Scan the entries below and extract each line with the word "this" in it.

Records about charts and figures:
______

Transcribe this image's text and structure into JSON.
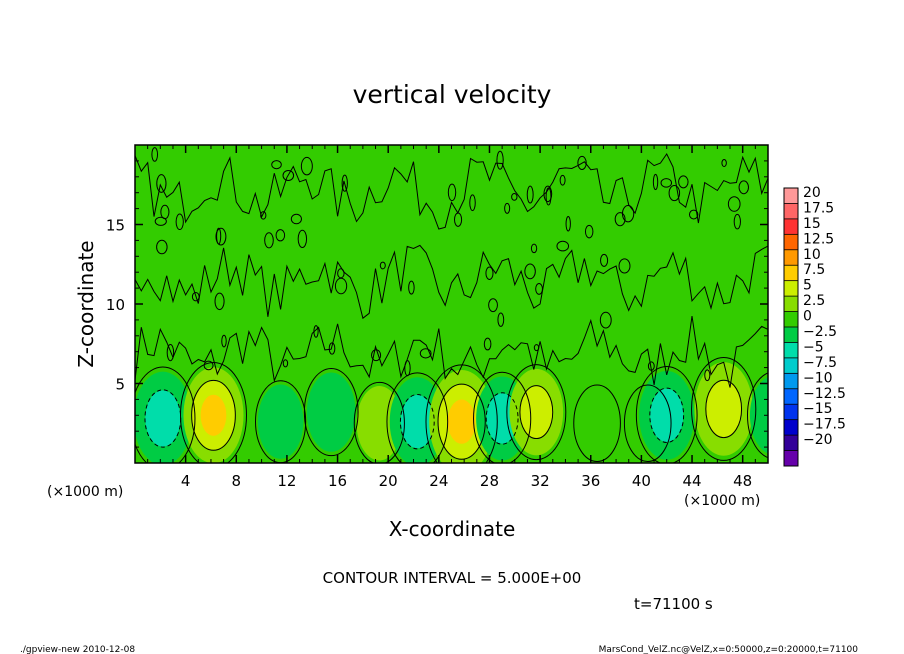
{
  "chart_data": {
    "type": "heatmap",
    "title": "vertical velocity",
    "xlabel": "X-coordinate",
    "ylabel": "Z-coordinate",
    "x_unit_left": "(×1000 m)",
    "x_unit_right": "(×1000 m)",
    "xlim": [
      0,
      50
    ],
    "ylim": [
      0,
      20
    ],
    "x_ticks": [
      4,
      8,
      12,
      16,
      20,
      24,
      28,
      32,
      36,
      40,
      44,
      48
    ],
    "y_ticks": [
      5,
      10,
      15
    ],
    "contour_interval_text": "CONTOUR INTERVAL = 5.000E+00",
    "time_text": "t=71100 s",
    "footer_left": "./gpview-new  2010-12-08",
    "footer_right": "MarsCond_VelZ.nc@VelZ,x=0:50000,z=0:20000,t=71100",
    "colorbar": {
      "levels": [
        20,
        17.5,
        15,
        12.5,
        10,
        7.5,
        5,
        2.5,
        0,
        -2.5,
        -5,
        -7.5,
        -10,
        -12.5,
        -15,
        -17.5,
        -20
      ],
      "colors": [
        "#ff9999",
        "#ff6666",
        "#ff3333",
        "#ff6600",
        "#ff9900",
        "#ffcc00",
        "#ccee00",
        "#88dd00",
        "#33cc00",
        "#00cc44",
        "#00ddaa",
        "#00cccc",
        "#0099ee",
        "#0066ff",
        "#0033ee",
        "#0000cc",
        "#330099",
        "#6600aa"
      ]
    },
    "features": [
      {
        "x": 2.2,
        "z": 2.8,
        "w": -7
      },
      {
        "x": 6.2,
        "z": 3.0,
        "w": 7.5
      },
      {
        "x": 11.5,
        "z": 2.6,
        "w": -3
      },
      {
        "x": 15.5,
        "z": 3.2,
        "w": -4
      },
      {
        "x": 19.3,
        "z": 2.5,
        "w": 3
      },
      {
        "x": 22.3,
        "z": 2.6,
        "w": -6
      },
      {
        "x": 25.8,
        "z": 2.6,
        "w": 9
      },
      {
        "x": 29.0,
        "z": 2.8,
        "w": -5
      },
      {
        "x": 31.7,
        "z": 3.2,
        "w": 5.5
      },
      {
        "x": 36.5,
        "z": 2.5,
        "w": -2
      },
      {
        "x": 40.5,
        "z": 2.5,
        "w": 2
      },
      {
        "x": 42.0,
        "z": 3.0,
        "w": -6
      },
      {
        "x": 46.5,
        "z": 3.4,
        "w": 7
      },
      {
        "x": 50.5,
        "z": 3.0,
        "w": -4
      }
    ]
  }
}
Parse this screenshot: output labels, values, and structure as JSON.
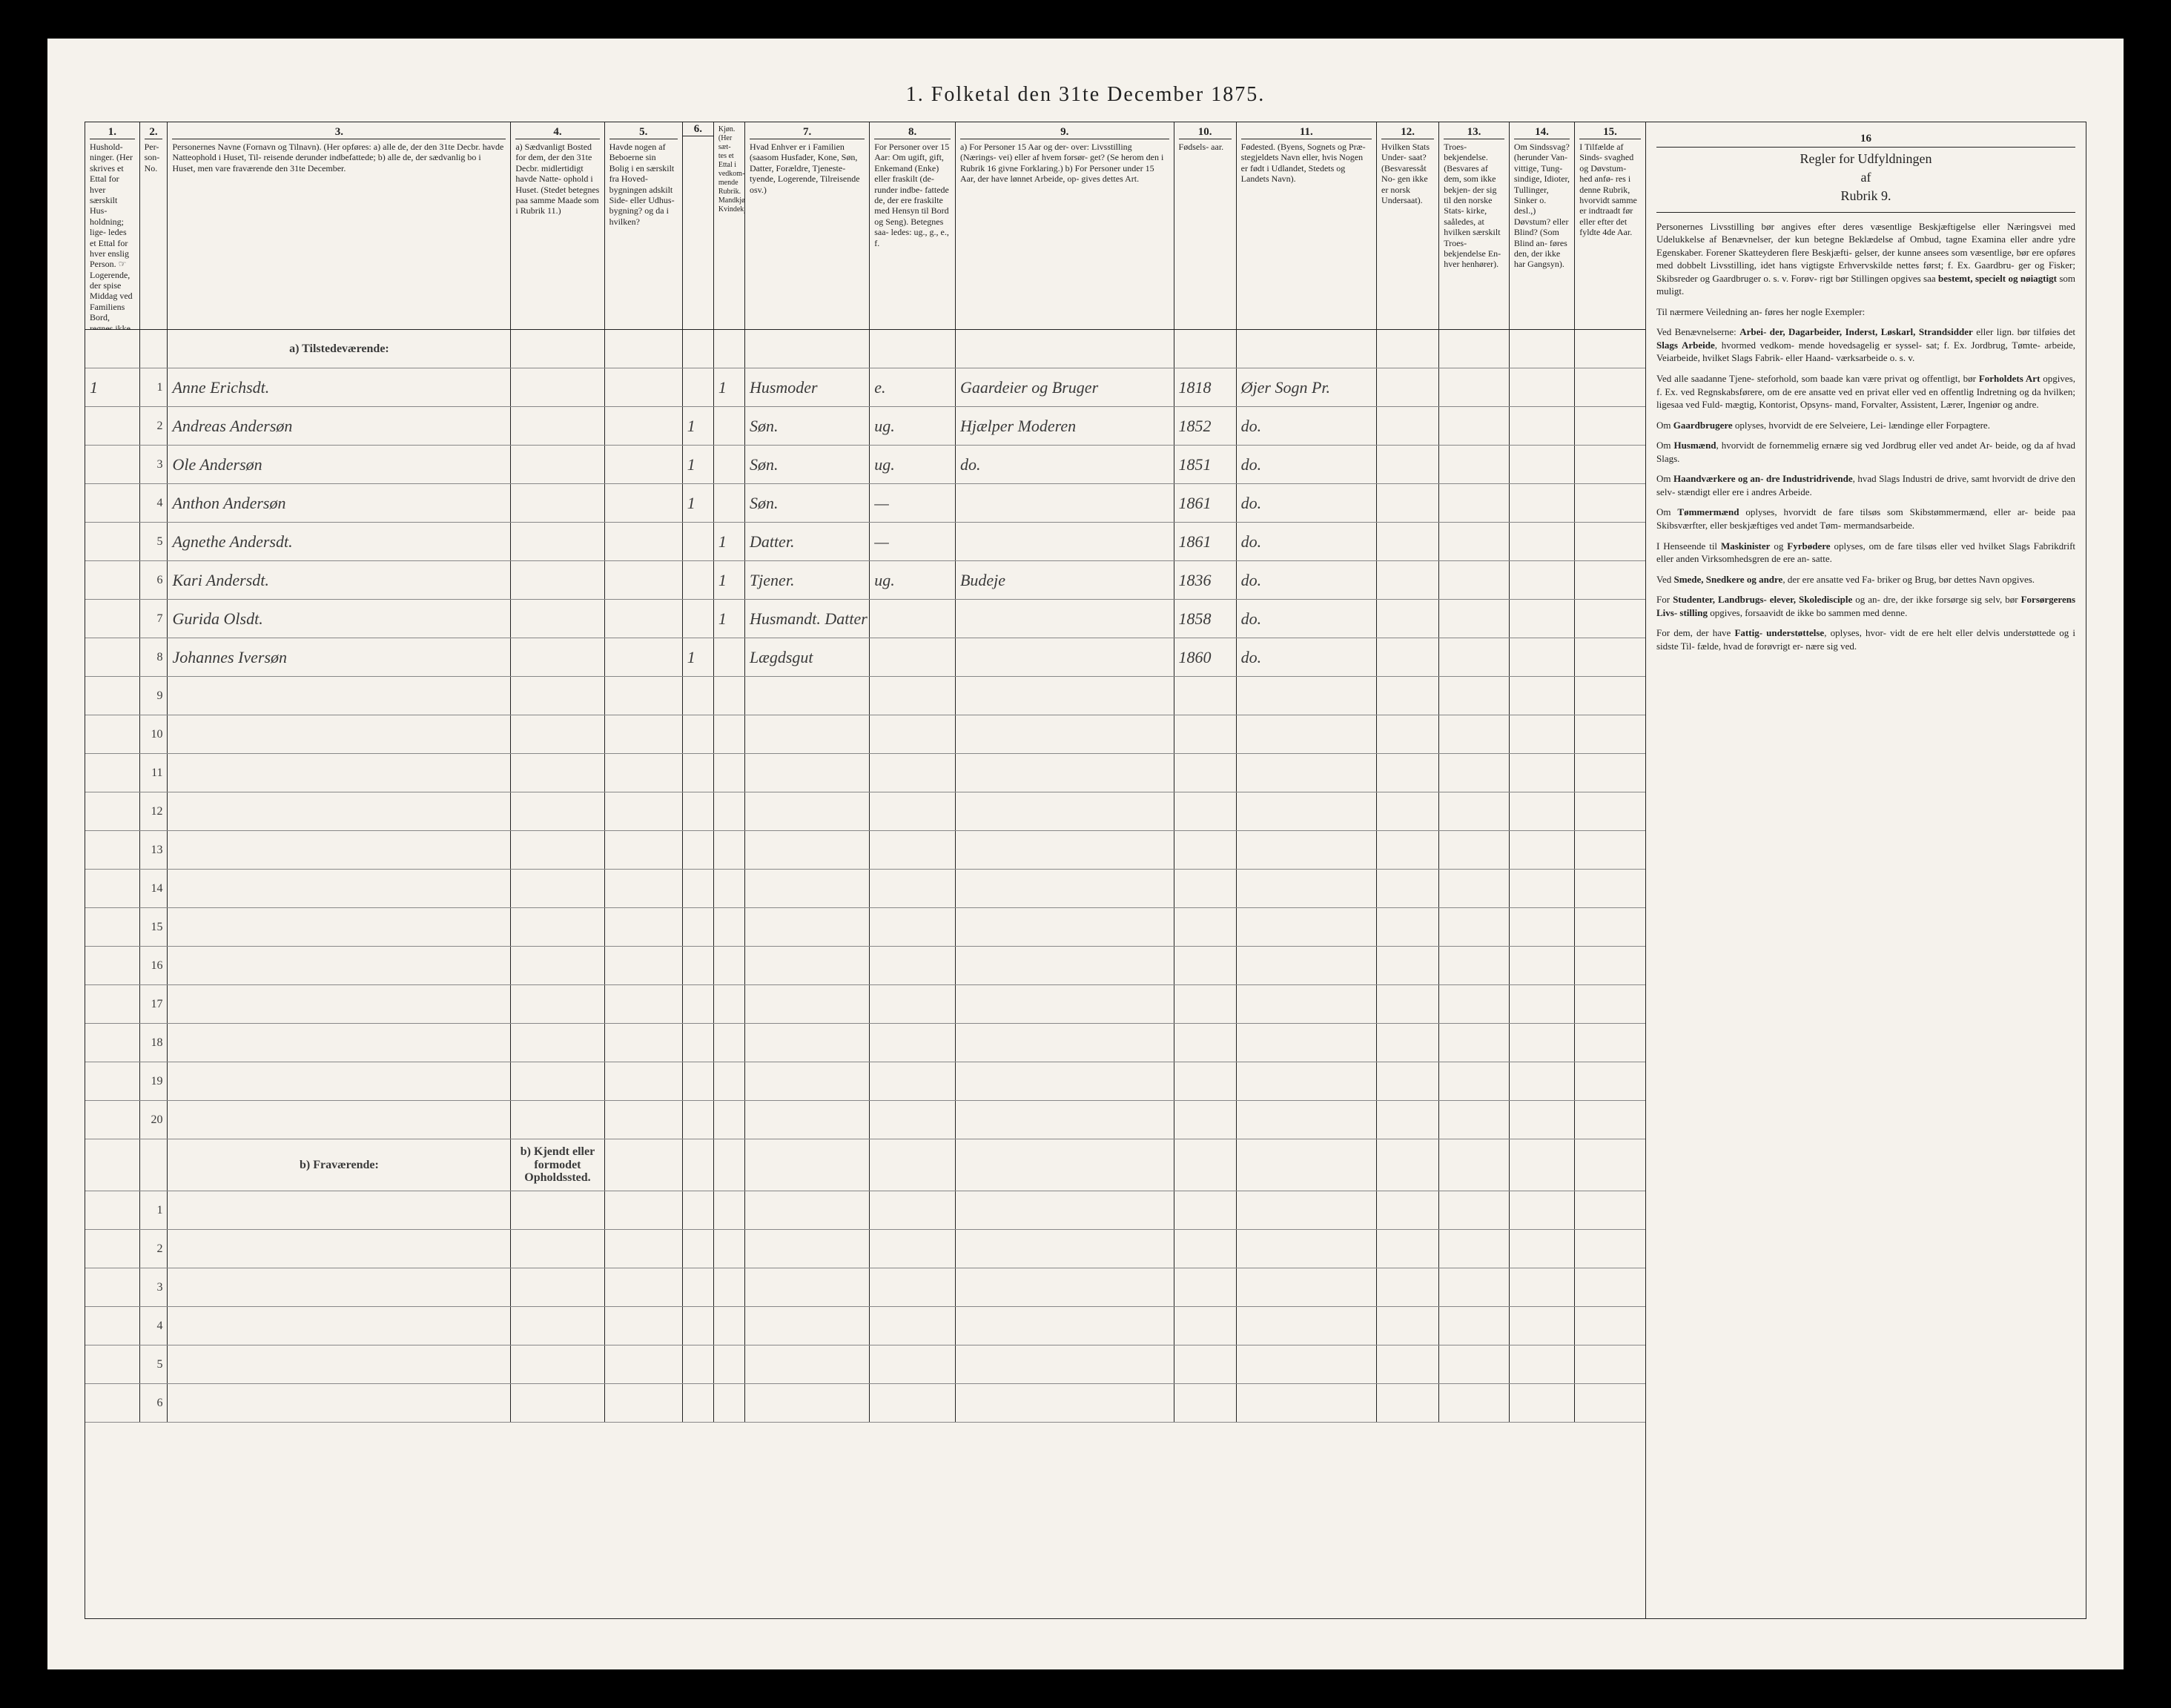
{
  "title": "1. Folketal den 31te December 1875.",
  "columns": {
    "c1": {
      "num": "1.",
      "head": "Hushold-\nninger.\n(Her skrives et Ettal for hver særskilt Hus-\nholdning; lige-\nledes et Ettal for hver enslig Person.\n☞ Logerende, der spise Middag ved Familiens Bord, regnes ikke som enslige)."
    },
    "c2": {
      "num": "2.",
      "head": "Per-\nson-\nNo."
    },
    "c3": {
      "num": "3.",
      "head": "Personernes Navne (Fornavn og Tilnavn).\n(Her opføres:\na) alle de, der den 31te Decbr. havde Natteophold i Huset, Til-\nreisende derunder indbefattede;\nb) alle de, der sædvanlig bo i Huset, men vare fraværende den 31te December."
    },
    "c4": {
      "num": "4.",
      "head": "a) Sædvanligt Bosted for dem, der den 31te Decbr. midlertidigt havde Natte-\nophold i Huset.\n(Stedet betegnes paa samme Maade som i Rubrik 11.)"
    },
    "c5": {
      "num": "5.",
      "head": "Havde nogen af Beboerne sin Bolig i en særskilt fra Hoved-\nbygningen adskilt Side-\neller Udhus-\nbygning? og da i hvilken?"
    },
    "c6": {
      "num": "6.",
      "head": "Kjøn.\n(Her sæt-\ntes et Ettal i vedkom-\nmende Rubrik.\nMandkjøn.\nKvindekjøn."
    },
    "c7": {
      "num": "7.",
      "head": "Hvad Enhver er i Familien\n(saasom Husfader, Kone, Søn, Datter, Forældre, Tjeneste-\ntyende, Logerende, Tilreisende osv.)"
    },
    "c8": {
      "num": "8.",
      "head": "For Personer over 15 Aar: Om ugift, gift, Enkemand (Enke) eller fraskilt (de-\nrunder indbe-\nfattede de, der ere fraskilte med Hensyn til Bord og Seng).\nBetegnes saa-\nledes: ug., g., e., f."
    },
    "c9": {
      "num": "9.",
      "head": "a) For Personer 15 Aar og der-\nover: Livsstilling (Nærings-\nvei) eller af hvem forsør-\nget? (Se herom den i Rubrik 16 givne Forklaring.)\nb) For Personer under 15 Aar, der have lønnet Arbeide, op-\ngives dettes Art."
    },
    "c10": {
      "num": "10.",
      "head": "Fødsels-\naar."
    },
    "c11": {
      "num": "11.",
      "head": "Fødested.\n(Byens, Sognets og Præ-\nstegjeldets Navn eller, hvis Nogen er født i Udlandet, Stedets og Landets Navn)."
    },
    "c12": {
      "num": "12.",
      "head": "Hvilken Stats Under-\nsaat?\n(Besvaressåt No-\ngen ikke er norsk Undersaat)."
    },
    "c13": {
      "num": "13.",
      "head": "Troes-\nbekjendelse.\n(Besvares af dem, som ikke bekjen-\nder sig til den norske Stats-\nkirke, saåledes, at hvilken særskilt Troes-\nbekjendelse En-\nhver henhører)."
    },
    "c14": {
      "num": "14.",
      "head": "Om Sindssvag?\n(herunder Van-\nvittige, Tung-\nsindige, Idioter, Tullinger, Sinker o. desl.,)\nDøvstum? eller Blind?\n(Som Blind an-\nføres den, der ikke har Gangsyn)."
    },
    "c15": {
      "num": "15.",
      "head": "I Tilfælde af Sinds-\nsvaghed og Døvstum-\nhed anfø-\nres i denne Rubrik, hvorvidt samme er indtraadt før eller efter det fyldte 4de Aar."
    }
  },
  "section_a": "a) Tilstedeværende:",
  "section_b": "b) Fraværende:",
  "section_b_col4": "b) Kjendt eller formodet Opholdssted.",
  "rows_a": [
    {
      "n": "1",
      "hh": "1",
      "name": "Anne Erichsdt.",
      "c6b": "1",
      "c7": "Husmoder",
      "c8": "e.",
      "c9": "Gaardeier og Bruger",
      "c10": "1818",
      "c11": "Øjer Sogn Pr."
    },
    {
      "n": "2",
      "hh": "",
      "name": "Andreas Andersøn",
      "c6a": "1",
      "c7": "Søn.",
      "c8": "ug.",
      "c9": "Hjælper Moderen",
      "c10": "1852",
      "c11": "do."
    },
    {
      "n": "3",
      "hh": "",
      "name": "Ole Andersøn",
      "c6a": "1",
      "c7": "Søn.",
      "c8": "ug.",
      "c9": "do.",
      "c10": "1851",
      "c11": "do."
    },
    {
      "n": "4",
      "hh": "",
      "name": "Anthon Andersøn",
      "c6a": "1",
      "c7": "Søn.",
      "c8": "—",
      "c9": "",
      "c10": "1861",
      "c11": "do."
    },
    {
      "n": "5",
      "hh": "",
      "name": "Agnethe Andersdt.",
      "c6b": "1",
      "c7": "Datter.",
      "c8": "—",
      "c9": "",
      "c10": "1861",
      "c11": "do."
    },
    {
      "n": "6",
      "hh": "",
      "name": "Kari Andersdt.",
      "c6b": "1",
      "c7": "Tjener.",
      "c8": "ug.",
      "c9": "Budeje",
      "c10": "1836",
      "c11": "do."
    },
    {
      "n": "7",
      "hh": "",
      "name": "Gurida Olsdt.",
      "c6b": "1",
      "c7": "Husmandt. Datter",
      "c8": "",
      "c9": "",
      "c10": "1858",
      "c11": "do."
    },
    {
      "n": "8",
      "hh": "",
      "name": "Johannes Iversøn",
      "c6a": "1",
      "c7": "Lægdsgut",
      "c8": "",
      "c9": "",
      "c10": "1860",
      "c11": "do."
    }
  ],
  "empty_a": [
    "9",
    "10",
    "11",
    "12",
    "13",
    "14",
    "15",
    "16",
    "17",
    "18",
    "19",
    "20"
  ],
  "empty_b": [
    "1",
    "2",
    "3",
    "4",
    "5",
    "6"
  ],
  "right_col": {
    "num": "16",
    "head": "Regler for Udfyldningen\naf\nRubrik 9.",
    "paras": [
      "Personernes Livsstilling bør angives efter deres væsentlige Beskjæftigelse eller Næringsvei med Udelukkelse af Benævnelser, der kun betegne Beklædelse af Ombud, tagne Examina eller andre ydre Egenskaber. Forener Skatteyderen flere Beskjæfti-\ngelser, der kunne ansees som væsentlige, bør ere opføres med dobbelt Livsstilling, idet hans vigtigste Erhvervskilde nettes først; f. Ex. Gaardbru-\nger og Fisker; Skibsreder og Gaardbruger o. s. v. Forøv-\nrigt bør Stillingen opgives saa <b>bestemt, specielt og nøiagtigt</b> som muligt.",
      "Til nærmere Veiledning an-\nføres her nogle Exempler:",
      "Ved Benævnelserne: <b>Arbei-\nder, Dagarbeider, Inderst, Løskarl, Strandsidder</b> eller lign. bør tilføies det <b>Slags Arbeide</b>, hvormed vedkom-\nmende hovedsagelig er syssel-\nsat; f. Ex. Jordbrug, Tømte-\narbeide, Veiarbeide, hvilket Slags Fabrik- eller Haand-\nværksarbeide o. s. v.",
      "Ved alle saadanne Tjene-\nsteforhold, som baade kan være privat og offentligt, bør <b>Forholdets Art</b> opgives, f. Ex. ved Regnskabsførere, om de ere ansatte ved en privat eller ved en offentlig Indretning og da hvilken; ligesaa ved Fuld-\nmægtig, Kontorist, Opsyns-\nmand, Forvalter, Assistent, Lærer, Ingeniør og andre.",
      "Om <b>Gaardbrugere</b> oplyses, hvorvidt de ere Selveiere, Lei-\nlændinge eller Forpagtere.",
      "Om <b>Husmænd</b>, hvorvidt de fornemmelig ernære sig ved Jordbrug eller ved andet Ar-\nbeide, og da af hvad Slags.",
      "Om <b>Haandværkere og an-\ndre Industridrivende</b>, hvad Slags Industri de drive, samt hvorvidt de drive den selv-\nstændigt eller ere i andres Arbeide.",
      "Om <b>Tømmermænd</b> oplyses, hvorvidt de fare tilsøs som Skibstømmermænd, eller ar-\nbeide paa Skibsværfter, eller beskjæftiges ved andet Tøm-\nmermandsarbeide.",
      "I Henseende til <b>Maskinister</b> og <b>Fyrbødere</b> oplyses, om de fare tilsøs eller ved hvilket Slags Fabrikdrift eller anden Virksomhedsgren de ere an-\nsatte.",
      "Ved <b>Smede, Snedkere og andre</b>, der ere ansatte ved Fa-\nbriker og Brug, bør dettes Navn opgives.",
      "For <b>Studenter, Landbrugs-\nelever, Skoledisciple</b> og an-\ndre, der ikke forsørge sig selv, bør <b>Forsørgerens Livs-\nstilling</b> opgives, forsaavidt de ikke bo sammen med denne.",
      "For dem, der have <b>Fattig-\nunderstøttelse</b>, oplyses, hvor-\nvidt de ere helt eller delvis understøttede og i sidste Til-\nfælde, hvad de forøvrigt er-\nnære sig ved."
    ]
  },
  "colors": {
    "paper": "#f5f2ec",
    "ink": "#222222",
    "handwriting": "#3a3a3a",
    "border": "#000000"
  }
}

______

**Solution**
Transcribe this image's text and structure into JSON.
Parse this screenshot: output labels, values, and structure as JSON.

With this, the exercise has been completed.